QUESTIONS.
1/ Repeat word for word the part of the healthcare text starting with "Mental health counselors play" and going on through "start private practices.".
2/ Answer these questions using the healthcare text:
(a) In what month and year did the Bureau of Labor Statistics publish the "Healthcare" report that is quoted?
(b) What three things do some employers provide for their employees by partnering with healthcare professionals?
(c) Besides working at schools and medical facilities, what can mental health counselors also do?
3/ Translate this sentence from the healthcare text into Spanish: "Schools often employ the professionals as student counselors."

SOURCE TEXT.
The healthcare industry is one of the fastest growing industries in the United States. An increased focus on preventive care, starting at childhood age levels, has placed additional focus on health education, fitness and self and physician directed examinations. Americans not only want to live longer, they also want to enjoy a higher quality of life as they age. To meet this demand, some employers partner with healthcare professionals to provide healthcare screenings, training seminars and fitness programs for their employees.
Community and government funded organizations also partner with healthcare professionals to provide training documents, brochures and advice to area residents. Many of these partnerships aim to lower the healthcare costs at individual and group levels. To provide trained staff to keep these partnerships working smoothly, organizations are increasing the numbers of healthcare workers they employ. Another reason that healthcare is one of the fastest growing job industries in the United States, despite preventive care efforts, is because as the United States Department of Labor’s Bureau of Labor Statistics (BLS) reports in its November 2008 “Healthcare” report, “The number of older people, who are much more likely than younger people to need nursing care, is projected to grow rapidly.”
Mental health counselors play a vital role in providing ongoing patient care. Counselors work in schools, helping students to adjust to life changes, bullying and family trauma. Schools often employ the professionals as student counselors. In this regard, the counselors may also work with students to help them make college and career choices.
Specific functions counselors fill include helping students and adults address and overcome social and behavioral challenges, equip clients with tools to overcome addictions, including alcohol and drug addictions, and identify and report incidents of abuse. In addition to working at schools and medical facilities, mental health counselors can also start private practices.

Extracted data entries:
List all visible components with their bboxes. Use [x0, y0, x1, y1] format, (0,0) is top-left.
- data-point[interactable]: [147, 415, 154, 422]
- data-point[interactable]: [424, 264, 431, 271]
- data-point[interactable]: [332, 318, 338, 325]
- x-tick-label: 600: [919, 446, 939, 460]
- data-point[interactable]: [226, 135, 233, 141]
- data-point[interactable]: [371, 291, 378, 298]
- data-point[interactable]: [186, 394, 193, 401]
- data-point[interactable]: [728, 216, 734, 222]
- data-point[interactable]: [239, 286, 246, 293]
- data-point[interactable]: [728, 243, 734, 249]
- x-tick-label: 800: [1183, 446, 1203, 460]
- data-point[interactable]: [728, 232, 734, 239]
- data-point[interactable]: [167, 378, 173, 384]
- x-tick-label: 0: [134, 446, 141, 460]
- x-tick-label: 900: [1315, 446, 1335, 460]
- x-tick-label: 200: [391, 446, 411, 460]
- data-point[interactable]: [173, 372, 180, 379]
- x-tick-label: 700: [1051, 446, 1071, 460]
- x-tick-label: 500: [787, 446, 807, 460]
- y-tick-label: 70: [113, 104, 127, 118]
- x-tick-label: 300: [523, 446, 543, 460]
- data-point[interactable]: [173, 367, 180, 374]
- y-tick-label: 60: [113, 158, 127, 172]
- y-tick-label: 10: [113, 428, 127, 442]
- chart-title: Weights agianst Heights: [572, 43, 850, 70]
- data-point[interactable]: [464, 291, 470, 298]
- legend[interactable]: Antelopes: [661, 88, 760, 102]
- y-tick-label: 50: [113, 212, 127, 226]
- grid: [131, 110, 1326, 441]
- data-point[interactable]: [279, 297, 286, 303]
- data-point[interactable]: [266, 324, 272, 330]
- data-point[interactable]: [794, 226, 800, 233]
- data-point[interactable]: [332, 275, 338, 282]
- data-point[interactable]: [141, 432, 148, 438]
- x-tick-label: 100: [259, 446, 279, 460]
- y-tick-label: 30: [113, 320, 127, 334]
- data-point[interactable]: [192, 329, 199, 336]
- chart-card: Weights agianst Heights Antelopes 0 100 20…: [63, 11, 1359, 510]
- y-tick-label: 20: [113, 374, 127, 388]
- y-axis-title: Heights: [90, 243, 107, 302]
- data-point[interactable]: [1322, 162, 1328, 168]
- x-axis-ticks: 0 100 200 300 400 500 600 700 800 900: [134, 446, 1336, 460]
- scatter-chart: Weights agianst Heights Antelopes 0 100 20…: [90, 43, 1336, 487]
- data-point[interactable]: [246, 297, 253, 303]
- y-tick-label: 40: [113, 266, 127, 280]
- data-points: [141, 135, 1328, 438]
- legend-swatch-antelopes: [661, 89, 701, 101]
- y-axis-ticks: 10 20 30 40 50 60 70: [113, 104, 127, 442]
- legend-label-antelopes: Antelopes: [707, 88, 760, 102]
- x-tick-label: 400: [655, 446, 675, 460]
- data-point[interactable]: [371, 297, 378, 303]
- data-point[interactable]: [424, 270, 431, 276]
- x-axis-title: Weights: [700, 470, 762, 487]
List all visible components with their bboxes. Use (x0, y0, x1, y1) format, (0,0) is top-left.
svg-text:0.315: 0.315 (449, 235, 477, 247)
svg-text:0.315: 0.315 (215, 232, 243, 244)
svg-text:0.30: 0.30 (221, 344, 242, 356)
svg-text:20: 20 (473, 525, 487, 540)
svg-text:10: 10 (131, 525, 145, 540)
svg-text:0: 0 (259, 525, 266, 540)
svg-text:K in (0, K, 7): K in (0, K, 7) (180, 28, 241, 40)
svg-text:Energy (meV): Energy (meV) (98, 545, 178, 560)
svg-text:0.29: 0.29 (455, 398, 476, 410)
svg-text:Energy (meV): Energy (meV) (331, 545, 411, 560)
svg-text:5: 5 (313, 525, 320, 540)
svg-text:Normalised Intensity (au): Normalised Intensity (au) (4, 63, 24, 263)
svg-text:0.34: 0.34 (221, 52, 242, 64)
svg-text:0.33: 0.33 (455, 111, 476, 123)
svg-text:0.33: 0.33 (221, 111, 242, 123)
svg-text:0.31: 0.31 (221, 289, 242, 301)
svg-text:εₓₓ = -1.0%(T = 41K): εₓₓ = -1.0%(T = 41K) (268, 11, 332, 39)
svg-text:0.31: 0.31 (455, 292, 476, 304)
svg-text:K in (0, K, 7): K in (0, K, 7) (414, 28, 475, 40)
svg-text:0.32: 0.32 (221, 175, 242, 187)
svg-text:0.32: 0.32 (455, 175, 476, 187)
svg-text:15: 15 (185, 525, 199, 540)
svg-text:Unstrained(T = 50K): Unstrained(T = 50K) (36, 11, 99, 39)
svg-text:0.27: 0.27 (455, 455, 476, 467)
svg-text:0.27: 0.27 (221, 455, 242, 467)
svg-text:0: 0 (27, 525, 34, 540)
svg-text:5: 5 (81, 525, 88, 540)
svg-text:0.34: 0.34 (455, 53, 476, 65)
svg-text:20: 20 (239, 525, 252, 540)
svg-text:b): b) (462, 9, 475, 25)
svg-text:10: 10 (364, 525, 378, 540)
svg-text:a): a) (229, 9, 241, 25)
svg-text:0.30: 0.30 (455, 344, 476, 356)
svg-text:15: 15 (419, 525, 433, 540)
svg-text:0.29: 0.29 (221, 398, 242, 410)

EXPECTED OUTPUTS.
1/
Mental health counselors play a vital role in providing ongoing patient care. Counselors work in schools, helping students to adjust to life changes, bullying and family trauma. Schools often employ the professionals as student counselors. In this regard, the counselors may also work with students to help them make college and career choices.
Specific functions counselors fill include helping students and adults address and overcome social and behavioral challenges, equip clients with tools to overcome addictions, including alcohol and drug addictions, and identify and report incidents of abuse. In addition to working at schools and medical facilities, mental health counselors can also start private practices.

2/
(a) November 2008
(b) Healthcare screenings, training seminars and fitness programs
(c) Start private practices

3/ Las escuelas a menudo emplean a los profesionales como consejeros estudiantiles.